• _WRITTEN PROBLEM_:
Restate the records in their entirety, word for word.

[Dataset listings of figures]
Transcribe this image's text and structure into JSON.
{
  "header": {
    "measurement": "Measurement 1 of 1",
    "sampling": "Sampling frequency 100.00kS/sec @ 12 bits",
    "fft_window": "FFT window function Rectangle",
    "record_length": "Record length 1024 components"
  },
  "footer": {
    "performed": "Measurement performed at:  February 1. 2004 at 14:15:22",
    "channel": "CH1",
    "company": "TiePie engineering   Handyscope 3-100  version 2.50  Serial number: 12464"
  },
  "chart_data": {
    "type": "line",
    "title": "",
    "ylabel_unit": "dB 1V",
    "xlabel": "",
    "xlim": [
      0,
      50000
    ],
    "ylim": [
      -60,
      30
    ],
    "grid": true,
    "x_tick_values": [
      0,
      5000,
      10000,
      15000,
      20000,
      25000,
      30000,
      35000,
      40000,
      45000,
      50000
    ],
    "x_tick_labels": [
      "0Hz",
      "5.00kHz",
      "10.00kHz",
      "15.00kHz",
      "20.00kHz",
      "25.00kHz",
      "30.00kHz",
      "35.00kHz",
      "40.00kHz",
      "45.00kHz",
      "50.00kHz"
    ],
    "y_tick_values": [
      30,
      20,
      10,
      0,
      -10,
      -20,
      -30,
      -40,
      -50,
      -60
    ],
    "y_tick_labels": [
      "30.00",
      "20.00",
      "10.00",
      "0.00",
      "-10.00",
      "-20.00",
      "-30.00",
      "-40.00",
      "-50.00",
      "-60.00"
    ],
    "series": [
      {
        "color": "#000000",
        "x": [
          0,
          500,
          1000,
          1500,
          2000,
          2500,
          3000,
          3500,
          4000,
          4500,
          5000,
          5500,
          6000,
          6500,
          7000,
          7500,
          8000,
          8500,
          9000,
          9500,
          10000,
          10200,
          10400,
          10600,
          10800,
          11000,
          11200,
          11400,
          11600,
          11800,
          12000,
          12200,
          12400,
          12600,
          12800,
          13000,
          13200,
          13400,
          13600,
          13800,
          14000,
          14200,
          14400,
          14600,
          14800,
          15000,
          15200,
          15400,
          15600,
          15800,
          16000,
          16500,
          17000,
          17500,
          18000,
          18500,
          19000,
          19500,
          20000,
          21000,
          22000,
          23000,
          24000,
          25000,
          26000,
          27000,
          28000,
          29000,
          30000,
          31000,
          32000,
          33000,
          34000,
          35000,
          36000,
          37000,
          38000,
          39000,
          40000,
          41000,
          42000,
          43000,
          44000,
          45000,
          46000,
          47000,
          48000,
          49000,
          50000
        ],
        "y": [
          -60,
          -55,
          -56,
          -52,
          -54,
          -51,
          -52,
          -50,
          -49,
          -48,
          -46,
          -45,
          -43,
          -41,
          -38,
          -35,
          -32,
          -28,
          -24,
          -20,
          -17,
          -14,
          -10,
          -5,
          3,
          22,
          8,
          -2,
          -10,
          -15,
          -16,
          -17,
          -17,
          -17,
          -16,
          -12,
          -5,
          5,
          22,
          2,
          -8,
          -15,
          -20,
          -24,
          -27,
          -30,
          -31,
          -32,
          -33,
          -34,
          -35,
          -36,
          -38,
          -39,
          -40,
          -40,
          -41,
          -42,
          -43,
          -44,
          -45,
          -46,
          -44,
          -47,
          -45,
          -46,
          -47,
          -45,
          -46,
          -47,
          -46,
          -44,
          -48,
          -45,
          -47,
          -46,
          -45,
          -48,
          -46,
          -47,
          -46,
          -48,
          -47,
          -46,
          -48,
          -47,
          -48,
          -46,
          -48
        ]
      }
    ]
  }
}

• _OUTPUT OF THE EXERCISE_:
Transcribe this image's text and structure into JSON.
{
  "header": {
    "measurement": "Measurement 1 of 1",
    "sampling": "Sampling frequency 100.00kS/sec @ 12 bits",
    "fft_window": "FFT window function Rectangle",
    "record_length": "Record length 1024 components"
  },
  "footer": {
    "performed": "Measurement performed at:  February 1. 2004 at 14:15:22",
    "channel": "CH1",
    "company": "TiePie engineering   Handyscope 3-100  version 2.50  Serial number: 12464"
  },
  "chart_data": {
    "type": "line",
    "title": "",
    "ylabel_unit": "dB 1V",
    "xlabel": "",
    "xlim": [
      0,
      50000
    ],
    "ylim": [
      -60,
      30
    ],
    "grid": true,
    "x_tick_values": [
      0,
      5000,
      10000,
      15000,
      20000,
      25000,
      30000,
      35000,
      40000,
      45000,
      50000
    ],
    "x_tick_labels": [
      "0Hz",
      "5.00kHz",
      "10.00kHz",
      "15.00kHz",
      "20.00kHz",
      "25.00kHz",
      "30.00kHz",
      "35.00kHz",
      "40.00kHz",
      "45.00kHz",
      "50.00kHz"
    ],
    "y_tick_values": [
      30,
      20,
      10,
      0,
      -10,
      -20,
      -30,
      -40,
      -50,
      -60
    ],
    "y_tick_labels": [
      "30.00",
      "20.00",
      "10.00",
      "0.00",
      "-10.00",
      "-20.00",
      "-30.00",
      "-40.00",
      "-50.00",
      "-60.00"
    ],
    "series": [
      {
        "color": "#000000",
        "x": [
          0,
          500,
          1000,
          1500,
          2000,
          2500,
          3000,
          3500,
          4000,
          4500,
          5000,
          5500,
          6000,
          6500,
          7000,
          7500,
          8000,
          8500,
          9000,
          9500,
          10000,
          10200,
          10400,
          10600,
          10800,
          11000,
          11200,
          11400,
          11600,
          11800,
          12000,
          12200,
          12400,
          12600,
          12800,
          13000,
          13200,
          13400,
          13600,
          13800,
          14000,
          14200,
          14400,
          14600,
          14800,
          15000,
          15200,
          15400,
          15600,
          15800,
          16000,
          16500,
          17000,
          17500,
          18000,
          18500,
          19000,
          19500,
          20000,
          21000,
          22000,
          23000,
          24000,
          25000,
          26000,
          27000,
          28000,
          29000,
          30000,
          31000,
          32000,
          33000,
          34000,
          35000,
          36000,
          37000,
          38000,
          39000,
          40000,
          41000,
          42000,
          43000,
          44000,
          45000,
          46000,
          47000,
          48000,
          49000,
          50000
        ],
        "y": [
          -60,
          -55,
          -56,
          -52,
          -54,
          -51,
          -52,
          -50,
          -49,
          -48,
          -46,
          -45,
          -43,
          -41,
          -38,
          -35,
          -32,
          -28,
          -24,
          -20,
          -17,
          -14,
          -10,
          -5,
          3,
          22,
          8,
          -2,
          -10,
          -15,
          -16,
          -17,
          -17,
          -17,
          -16,
          -12,
          -5,
          5,
          22,
          2,
          -8,
          -15,
          -20,
          -24,
          -27,
          -30,
          -31,
          -32,
          -33,
          -34,
          -35,
          -36,
          -38,
          -39,
          -40,
          -40,
          -41,
          -42,
          -43,
          -44,
          -45,
          -46,
          -44,
          -47,
          -45,
          -46,
          -47,
          -45,
          -46,
          -47,
          -46,
          -44,
          -48,
          -45,
          -47,
          -46,
          -45,
          -48,
          -46,
          -47,
          -46,
          -48,
          -47,
          -46,
          -48,
          -47,
          -48,
          -46,
          -48
        ]
      }
    ]
  }
}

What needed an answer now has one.